:: DATASET RECORDS ::
>>>>
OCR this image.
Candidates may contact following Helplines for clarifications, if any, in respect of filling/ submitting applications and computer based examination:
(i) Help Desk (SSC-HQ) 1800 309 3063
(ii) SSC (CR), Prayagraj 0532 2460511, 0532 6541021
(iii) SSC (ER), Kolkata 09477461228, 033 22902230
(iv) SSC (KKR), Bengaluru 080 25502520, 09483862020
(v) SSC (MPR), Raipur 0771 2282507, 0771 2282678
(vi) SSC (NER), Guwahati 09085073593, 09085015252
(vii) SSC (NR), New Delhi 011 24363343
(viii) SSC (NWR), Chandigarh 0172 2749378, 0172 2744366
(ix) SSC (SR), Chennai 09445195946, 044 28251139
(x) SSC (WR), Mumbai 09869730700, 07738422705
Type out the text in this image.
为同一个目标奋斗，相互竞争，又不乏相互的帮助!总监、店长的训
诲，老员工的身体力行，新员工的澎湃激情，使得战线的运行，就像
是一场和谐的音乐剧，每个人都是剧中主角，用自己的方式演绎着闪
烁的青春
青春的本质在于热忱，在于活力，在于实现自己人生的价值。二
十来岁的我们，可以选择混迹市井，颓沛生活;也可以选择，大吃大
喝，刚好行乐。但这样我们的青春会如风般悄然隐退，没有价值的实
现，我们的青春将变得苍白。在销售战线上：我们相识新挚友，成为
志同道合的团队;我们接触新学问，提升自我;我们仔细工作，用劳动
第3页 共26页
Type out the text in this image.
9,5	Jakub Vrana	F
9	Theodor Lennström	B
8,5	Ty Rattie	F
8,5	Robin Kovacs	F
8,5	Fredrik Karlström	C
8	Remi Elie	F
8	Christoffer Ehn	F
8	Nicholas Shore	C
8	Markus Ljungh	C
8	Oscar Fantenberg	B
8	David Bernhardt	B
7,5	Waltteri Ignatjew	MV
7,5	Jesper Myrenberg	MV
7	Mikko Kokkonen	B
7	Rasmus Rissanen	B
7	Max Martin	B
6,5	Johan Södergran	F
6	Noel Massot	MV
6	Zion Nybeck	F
<<<<
:: GOAL ::
Copy every record above exactly as it appears.

:: WRITTEN ANSWER ::
OCR this image.
Candidates may contact following Helplines for clarifications, if any, in respect of filling/ submitting applications and computer based examination:
(i) Help Desk (SSC-HQ) 1800 309 3063
(ii) SSC (CR), Prayagraj 0532 2460511, 0532 6541021
(iii) SSC (ER), Kolkata 09477461228, 033 22902230
(iv) SSC (KKR), Bengaluru 080 25502520, 09483862020
(v) SSC (MPR), Raipur 0771 2282507, 0771 2282678
(vi) SSC (NER), Guwahati 09085073593, 09085015252
(vii) SSC (NR), New Delhi 011 24363343
(viii) SSC (NWR), Chandigarh 0172 2749378, 0172 2744366
(ix) SSC (SR), Chennai 09445195946, 044 28251139
(x) SSC (WR), Mumbai 09869730700, 07738422705
Type out the text in this image.
为同一个目标奋斗，相互竞争，又不乏相互的帮助!总监、店长的训
诲，老员工的身体力行，新员工的澎湃激情，使得战线的运行，就像
是一场和谐的音乐剧，每个人都是剧中主角，用自己的方式演绎着闪
烁的青春
青春的本质在于热忱，在于活力，在于实现自己人生的价值。二
十来岁的我们，可以选择混迹市井，颓沛生活;也可以选择，大吃大
喝，刚好行乐。但这样我们的青春会如风般悄然隐退，没有价值的实
现，我们的青春将变得苍白。在销售战线上：我们相识新挚友，成为
志同道合的团队;我们接触新学问，提升自我;我们仔细工作，用劳动
第3页 共26页
Type out the text in this image.
9,5	Jakub Vrana	F
9	Theodor Lennström	B
8,5	Ty Rattie	F
8,5	Robin Kovacs	F
8,5	Fredrik Karlström	C
8	Remi Elie	F
8	Christoffer Ehn	F
8	Nicholas Shore	C
8	Markus Ljungh	C
8	Oscar Fantenberg	B
8	David Bernhardt	B
7,5	Waltteri Ignatjew	MV
7,5	Jesper Myrenberg	MV
7	Mikko Kokkonen	B
7	Rasmus Rissanen	B
7	Max Martin	B
6,5	Johan Södergran	F
6	Noel Massot	MV
6	Zion Nybeck	F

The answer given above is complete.